Set problem: Collect each line holding the string "JSON".
********************
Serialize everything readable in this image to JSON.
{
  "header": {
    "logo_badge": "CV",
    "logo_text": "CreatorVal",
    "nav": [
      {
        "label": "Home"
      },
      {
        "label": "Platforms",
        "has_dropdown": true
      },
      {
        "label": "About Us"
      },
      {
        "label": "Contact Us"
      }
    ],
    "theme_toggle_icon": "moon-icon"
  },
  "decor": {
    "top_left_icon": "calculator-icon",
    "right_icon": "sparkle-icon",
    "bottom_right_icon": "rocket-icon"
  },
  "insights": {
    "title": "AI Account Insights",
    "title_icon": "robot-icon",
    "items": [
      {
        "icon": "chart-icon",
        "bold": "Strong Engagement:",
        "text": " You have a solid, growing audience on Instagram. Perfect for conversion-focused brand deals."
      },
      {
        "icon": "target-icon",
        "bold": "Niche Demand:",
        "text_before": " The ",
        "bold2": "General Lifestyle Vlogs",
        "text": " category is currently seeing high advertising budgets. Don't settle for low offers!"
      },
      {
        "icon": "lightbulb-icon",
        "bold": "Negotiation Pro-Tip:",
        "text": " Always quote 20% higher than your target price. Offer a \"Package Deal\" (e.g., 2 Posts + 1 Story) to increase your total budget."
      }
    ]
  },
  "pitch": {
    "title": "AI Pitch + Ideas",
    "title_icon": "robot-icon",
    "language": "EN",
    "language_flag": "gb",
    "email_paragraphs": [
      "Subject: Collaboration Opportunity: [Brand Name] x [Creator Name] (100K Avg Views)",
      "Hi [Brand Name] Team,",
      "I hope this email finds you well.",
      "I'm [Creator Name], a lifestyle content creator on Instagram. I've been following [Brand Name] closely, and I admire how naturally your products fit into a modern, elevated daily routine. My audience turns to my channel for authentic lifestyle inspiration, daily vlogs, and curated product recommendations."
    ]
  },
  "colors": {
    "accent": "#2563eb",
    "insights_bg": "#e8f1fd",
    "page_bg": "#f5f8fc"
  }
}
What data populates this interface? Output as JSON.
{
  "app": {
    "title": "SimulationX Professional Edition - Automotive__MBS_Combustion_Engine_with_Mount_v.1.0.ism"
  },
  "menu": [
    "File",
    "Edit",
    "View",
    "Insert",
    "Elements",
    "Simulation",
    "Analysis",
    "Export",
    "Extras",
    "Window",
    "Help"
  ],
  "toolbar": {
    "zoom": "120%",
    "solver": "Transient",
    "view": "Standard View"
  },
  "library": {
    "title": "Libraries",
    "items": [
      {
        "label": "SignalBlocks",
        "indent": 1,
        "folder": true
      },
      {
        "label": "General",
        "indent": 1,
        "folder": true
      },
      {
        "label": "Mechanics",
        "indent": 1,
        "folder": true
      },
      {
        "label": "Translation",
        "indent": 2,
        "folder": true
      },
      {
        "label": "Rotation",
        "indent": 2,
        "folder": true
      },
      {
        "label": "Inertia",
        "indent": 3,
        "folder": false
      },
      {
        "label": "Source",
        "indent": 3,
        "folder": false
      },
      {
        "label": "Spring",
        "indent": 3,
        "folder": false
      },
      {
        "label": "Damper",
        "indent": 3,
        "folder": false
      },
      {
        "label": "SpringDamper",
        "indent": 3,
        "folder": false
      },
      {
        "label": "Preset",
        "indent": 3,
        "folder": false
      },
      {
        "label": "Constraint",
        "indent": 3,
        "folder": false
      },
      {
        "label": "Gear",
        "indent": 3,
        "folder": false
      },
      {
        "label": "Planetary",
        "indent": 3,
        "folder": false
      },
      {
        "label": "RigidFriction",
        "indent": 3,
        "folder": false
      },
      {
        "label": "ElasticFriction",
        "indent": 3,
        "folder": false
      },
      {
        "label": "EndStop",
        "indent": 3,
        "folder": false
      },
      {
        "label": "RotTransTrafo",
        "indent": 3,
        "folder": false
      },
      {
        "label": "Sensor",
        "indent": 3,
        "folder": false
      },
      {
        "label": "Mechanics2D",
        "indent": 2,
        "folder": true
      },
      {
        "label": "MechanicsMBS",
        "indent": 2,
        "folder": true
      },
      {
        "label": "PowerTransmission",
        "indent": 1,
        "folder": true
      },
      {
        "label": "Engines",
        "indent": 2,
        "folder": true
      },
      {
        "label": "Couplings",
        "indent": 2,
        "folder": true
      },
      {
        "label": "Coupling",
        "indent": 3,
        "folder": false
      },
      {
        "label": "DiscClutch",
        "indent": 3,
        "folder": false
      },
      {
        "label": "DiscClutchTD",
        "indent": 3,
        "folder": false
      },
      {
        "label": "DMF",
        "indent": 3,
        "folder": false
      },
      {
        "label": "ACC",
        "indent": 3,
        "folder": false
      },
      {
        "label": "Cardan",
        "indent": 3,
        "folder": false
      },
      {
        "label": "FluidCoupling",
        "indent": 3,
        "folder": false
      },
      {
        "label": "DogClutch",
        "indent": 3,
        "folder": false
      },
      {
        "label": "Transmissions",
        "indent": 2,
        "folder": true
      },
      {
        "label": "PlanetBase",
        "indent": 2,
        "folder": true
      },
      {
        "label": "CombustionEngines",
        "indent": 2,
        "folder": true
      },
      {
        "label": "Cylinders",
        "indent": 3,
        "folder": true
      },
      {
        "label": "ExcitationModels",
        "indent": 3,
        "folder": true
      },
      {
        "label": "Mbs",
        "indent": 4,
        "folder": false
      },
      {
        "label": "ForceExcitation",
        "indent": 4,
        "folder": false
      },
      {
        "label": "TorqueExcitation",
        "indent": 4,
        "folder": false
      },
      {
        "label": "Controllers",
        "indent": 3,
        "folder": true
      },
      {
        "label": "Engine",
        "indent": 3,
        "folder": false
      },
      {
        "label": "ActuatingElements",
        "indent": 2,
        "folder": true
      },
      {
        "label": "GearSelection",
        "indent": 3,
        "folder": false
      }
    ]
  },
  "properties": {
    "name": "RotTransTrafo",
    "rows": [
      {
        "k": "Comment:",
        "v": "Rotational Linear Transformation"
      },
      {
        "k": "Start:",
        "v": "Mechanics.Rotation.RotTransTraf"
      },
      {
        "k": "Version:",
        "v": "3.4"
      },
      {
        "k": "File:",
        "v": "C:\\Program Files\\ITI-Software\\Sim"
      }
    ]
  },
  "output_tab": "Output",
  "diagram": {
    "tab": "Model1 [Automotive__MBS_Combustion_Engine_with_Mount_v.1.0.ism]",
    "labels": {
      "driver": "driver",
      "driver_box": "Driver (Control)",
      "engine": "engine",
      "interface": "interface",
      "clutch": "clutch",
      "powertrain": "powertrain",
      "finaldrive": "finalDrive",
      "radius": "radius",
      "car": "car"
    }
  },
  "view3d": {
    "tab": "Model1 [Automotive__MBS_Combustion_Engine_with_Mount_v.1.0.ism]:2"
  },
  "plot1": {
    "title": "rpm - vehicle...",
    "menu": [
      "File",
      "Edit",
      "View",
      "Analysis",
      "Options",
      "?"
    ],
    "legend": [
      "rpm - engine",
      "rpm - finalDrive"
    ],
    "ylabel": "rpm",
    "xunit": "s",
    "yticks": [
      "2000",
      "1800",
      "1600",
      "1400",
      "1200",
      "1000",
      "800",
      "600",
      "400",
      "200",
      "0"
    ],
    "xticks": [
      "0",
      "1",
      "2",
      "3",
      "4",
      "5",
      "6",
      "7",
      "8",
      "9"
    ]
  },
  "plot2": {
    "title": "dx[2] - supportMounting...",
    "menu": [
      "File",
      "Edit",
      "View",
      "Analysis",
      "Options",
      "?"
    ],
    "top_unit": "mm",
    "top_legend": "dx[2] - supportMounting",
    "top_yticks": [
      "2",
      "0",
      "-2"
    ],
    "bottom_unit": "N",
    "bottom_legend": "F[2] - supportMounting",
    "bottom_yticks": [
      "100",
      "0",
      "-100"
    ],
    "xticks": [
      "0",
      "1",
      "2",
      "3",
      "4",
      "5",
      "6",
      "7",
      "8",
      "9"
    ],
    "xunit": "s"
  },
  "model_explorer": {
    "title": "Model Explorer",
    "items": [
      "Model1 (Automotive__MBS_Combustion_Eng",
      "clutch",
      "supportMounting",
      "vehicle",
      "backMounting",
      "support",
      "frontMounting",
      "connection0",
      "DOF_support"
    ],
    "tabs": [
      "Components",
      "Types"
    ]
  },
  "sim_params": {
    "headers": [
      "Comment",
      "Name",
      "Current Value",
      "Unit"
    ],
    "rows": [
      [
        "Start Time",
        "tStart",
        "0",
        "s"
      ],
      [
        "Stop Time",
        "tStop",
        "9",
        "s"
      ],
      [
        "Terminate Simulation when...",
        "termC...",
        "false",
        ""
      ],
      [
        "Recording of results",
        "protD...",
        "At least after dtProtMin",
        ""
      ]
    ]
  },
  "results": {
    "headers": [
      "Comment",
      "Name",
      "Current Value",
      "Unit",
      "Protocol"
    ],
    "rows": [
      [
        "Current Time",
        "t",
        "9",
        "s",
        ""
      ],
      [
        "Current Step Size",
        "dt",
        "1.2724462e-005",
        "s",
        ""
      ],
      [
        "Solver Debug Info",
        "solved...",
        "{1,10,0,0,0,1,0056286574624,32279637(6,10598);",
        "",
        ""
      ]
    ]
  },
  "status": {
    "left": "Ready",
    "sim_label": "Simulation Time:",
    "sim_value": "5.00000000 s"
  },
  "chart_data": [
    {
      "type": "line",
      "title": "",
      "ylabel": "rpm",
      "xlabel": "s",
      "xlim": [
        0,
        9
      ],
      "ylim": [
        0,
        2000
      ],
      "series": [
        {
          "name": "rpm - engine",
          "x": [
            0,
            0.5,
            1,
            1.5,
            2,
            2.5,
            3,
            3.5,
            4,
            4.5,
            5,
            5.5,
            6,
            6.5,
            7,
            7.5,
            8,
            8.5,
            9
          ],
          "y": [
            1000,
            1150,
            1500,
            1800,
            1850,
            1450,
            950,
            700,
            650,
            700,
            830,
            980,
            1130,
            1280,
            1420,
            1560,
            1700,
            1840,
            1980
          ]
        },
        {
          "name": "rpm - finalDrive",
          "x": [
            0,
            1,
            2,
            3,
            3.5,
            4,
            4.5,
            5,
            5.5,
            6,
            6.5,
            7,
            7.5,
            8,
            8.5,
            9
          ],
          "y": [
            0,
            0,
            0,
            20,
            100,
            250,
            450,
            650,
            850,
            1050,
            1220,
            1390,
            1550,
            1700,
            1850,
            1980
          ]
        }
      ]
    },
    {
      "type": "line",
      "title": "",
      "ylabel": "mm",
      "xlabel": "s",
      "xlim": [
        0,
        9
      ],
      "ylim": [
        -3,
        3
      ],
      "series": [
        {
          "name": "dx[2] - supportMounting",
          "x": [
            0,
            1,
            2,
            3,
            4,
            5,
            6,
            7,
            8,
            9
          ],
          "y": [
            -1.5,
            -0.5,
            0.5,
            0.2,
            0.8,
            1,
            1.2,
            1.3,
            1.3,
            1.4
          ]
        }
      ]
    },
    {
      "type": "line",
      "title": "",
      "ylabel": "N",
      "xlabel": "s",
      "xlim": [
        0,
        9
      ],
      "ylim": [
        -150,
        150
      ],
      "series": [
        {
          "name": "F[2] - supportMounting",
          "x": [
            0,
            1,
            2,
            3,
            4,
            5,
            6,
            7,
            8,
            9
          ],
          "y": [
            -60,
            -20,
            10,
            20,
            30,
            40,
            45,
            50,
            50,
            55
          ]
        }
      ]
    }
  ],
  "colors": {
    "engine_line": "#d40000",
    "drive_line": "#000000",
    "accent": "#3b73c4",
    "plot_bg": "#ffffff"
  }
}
********************
Complete response:
Serialize everything readable in this image to JSON.
What data populates this interface? Output as JSON.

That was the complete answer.